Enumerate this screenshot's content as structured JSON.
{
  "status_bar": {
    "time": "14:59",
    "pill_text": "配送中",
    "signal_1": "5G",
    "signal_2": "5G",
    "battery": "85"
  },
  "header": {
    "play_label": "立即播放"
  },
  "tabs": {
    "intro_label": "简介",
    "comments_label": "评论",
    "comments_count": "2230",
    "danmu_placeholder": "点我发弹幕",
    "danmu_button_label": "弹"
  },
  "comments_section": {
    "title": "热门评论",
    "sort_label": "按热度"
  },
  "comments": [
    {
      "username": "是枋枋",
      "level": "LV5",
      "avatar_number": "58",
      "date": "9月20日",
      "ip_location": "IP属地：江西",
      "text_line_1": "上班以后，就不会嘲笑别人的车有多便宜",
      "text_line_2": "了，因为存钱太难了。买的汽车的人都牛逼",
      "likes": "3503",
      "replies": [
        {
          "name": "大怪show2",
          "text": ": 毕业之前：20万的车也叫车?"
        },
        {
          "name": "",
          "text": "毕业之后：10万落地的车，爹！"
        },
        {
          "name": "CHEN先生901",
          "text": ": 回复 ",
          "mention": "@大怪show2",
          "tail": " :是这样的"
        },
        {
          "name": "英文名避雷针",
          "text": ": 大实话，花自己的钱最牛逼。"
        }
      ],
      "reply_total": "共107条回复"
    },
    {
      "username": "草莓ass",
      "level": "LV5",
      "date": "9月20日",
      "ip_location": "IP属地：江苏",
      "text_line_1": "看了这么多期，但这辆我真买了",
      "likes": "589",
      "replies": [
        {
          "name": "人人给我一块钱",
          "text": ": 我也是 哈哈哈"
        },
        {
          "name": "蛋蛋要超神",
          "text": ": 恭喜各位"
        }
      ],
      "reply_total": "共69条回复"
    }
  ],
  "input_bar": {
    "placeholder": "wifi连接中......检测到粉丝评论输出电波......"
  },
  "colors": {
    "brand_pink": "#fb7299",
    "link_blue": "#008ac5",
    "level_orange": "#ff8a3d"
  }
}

.....

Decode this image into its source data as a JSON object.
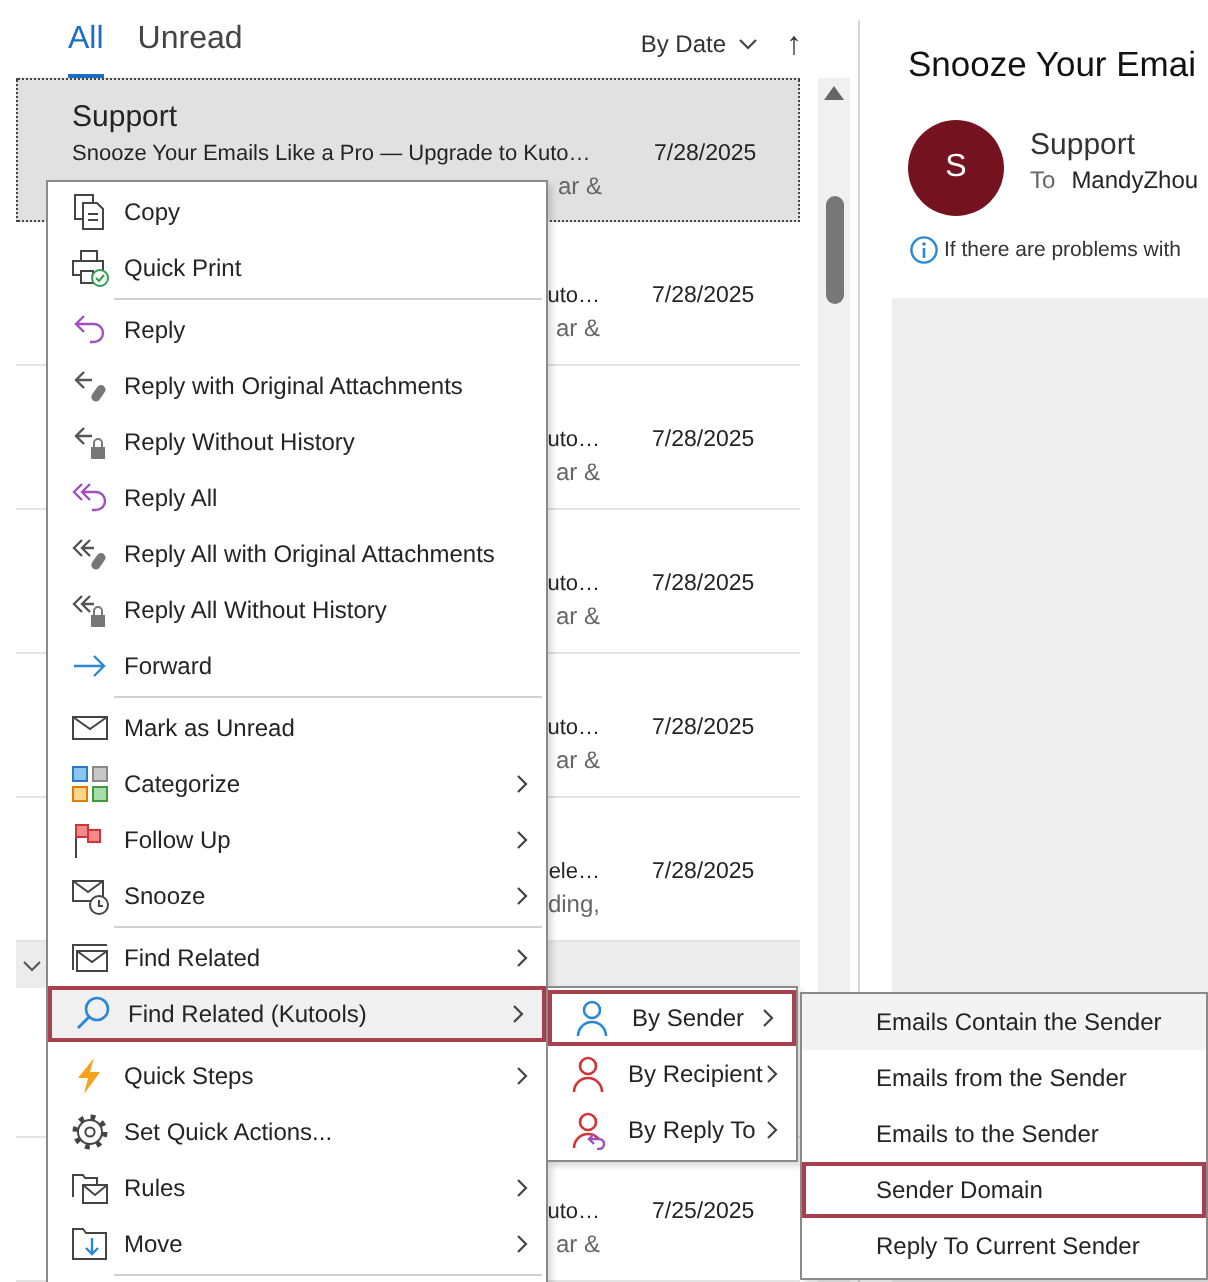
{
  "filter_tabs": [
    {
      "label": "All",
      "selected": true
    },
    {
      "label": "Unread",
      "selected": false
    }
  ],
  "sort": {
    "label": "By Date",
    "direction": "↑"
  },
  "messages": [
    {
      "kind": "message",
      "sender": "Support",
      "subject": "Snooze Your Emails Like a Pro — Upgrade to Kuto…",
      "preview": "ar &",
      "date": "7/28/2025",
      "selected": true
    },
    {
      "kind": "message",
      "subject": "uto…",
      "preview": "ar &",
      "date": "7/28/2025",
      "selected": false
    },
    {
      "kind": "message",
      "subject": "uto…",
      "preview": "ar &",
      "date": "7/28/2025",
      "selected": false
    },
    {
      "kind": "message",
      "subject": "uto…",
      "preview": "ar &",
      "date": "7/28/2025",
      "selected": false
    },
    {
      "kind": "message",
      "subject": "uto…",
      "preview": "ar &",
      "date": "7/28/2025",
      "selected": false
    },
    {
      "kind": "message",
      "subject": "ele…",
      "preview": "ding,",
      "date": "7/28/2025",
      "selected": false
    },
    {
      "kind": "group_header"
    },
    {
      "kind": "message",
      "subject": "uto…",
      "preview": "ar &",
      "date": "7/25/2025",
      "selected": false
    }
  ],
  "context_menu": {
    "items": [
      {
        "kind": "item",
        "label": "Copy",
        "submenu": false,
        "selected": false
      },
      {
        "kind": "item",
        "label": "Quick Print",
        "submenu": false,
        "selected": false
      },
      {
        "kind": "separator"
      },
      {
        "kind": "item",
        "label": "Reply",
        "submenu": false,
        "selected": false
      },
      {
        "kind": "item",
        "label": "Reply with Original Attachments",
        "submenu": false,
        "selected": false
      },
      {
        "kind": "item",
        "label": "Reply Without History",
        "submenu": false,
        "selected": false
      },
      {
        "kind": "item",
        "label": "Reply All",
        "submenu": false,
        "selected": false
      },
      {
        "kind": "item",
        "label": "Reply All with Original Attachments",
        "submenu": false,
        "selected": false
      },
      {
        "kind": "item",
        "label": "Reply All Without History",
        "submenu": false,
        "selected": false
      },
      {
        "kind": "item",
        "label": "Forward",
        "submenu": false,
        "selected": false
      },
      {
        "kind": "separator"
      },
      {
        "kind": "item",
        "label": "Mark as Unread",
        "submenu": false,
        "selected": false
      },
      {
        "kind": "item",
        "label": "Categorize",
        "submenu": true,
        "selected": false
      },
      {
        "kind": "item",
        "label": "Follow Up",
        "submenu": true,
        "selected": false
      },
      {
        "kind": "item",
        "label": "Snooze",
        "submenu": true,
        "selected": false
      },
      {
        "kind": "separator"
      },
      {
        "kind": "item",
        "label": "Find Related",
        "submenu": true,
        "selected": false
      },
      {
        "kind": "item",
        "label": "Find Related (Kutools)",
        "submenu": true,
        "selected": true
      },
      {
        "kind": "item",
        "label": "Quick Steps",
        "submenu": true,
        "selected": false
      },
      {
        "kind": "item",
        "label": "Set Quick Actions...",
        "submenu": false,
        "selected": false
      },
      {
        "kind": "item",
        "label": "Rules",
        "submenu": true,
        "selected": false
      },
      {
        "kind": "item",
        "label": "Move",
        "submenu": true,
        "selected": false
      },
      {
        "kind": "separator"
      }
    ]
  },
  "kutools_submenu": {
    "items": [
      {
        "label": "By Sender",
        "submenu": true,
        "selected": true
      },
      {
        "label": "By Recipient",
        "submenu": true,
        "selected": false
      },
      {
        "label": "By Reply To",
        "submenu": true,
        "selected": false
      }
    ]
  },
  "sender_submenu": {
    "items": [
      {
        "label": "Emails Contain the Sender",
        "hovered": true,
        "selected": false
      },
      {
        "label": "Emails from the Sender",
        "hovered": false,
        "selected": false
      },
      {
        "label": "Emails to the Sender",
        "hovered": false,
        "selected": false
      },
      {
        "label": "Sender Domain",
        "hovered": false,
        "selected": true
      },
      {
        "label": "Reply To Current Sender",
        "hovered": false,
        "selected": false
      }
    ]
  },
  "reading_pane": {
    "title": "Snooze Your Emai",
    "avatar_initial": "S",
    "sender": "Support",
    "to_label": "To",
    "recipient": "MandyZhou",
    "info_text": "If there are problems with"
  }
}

.....

What you are asked to do: Go through the records above and copy every line with the word "Related".

Answer to the exercise:
        "label": "Find Related",
        "label": "Find Related (Kutools)",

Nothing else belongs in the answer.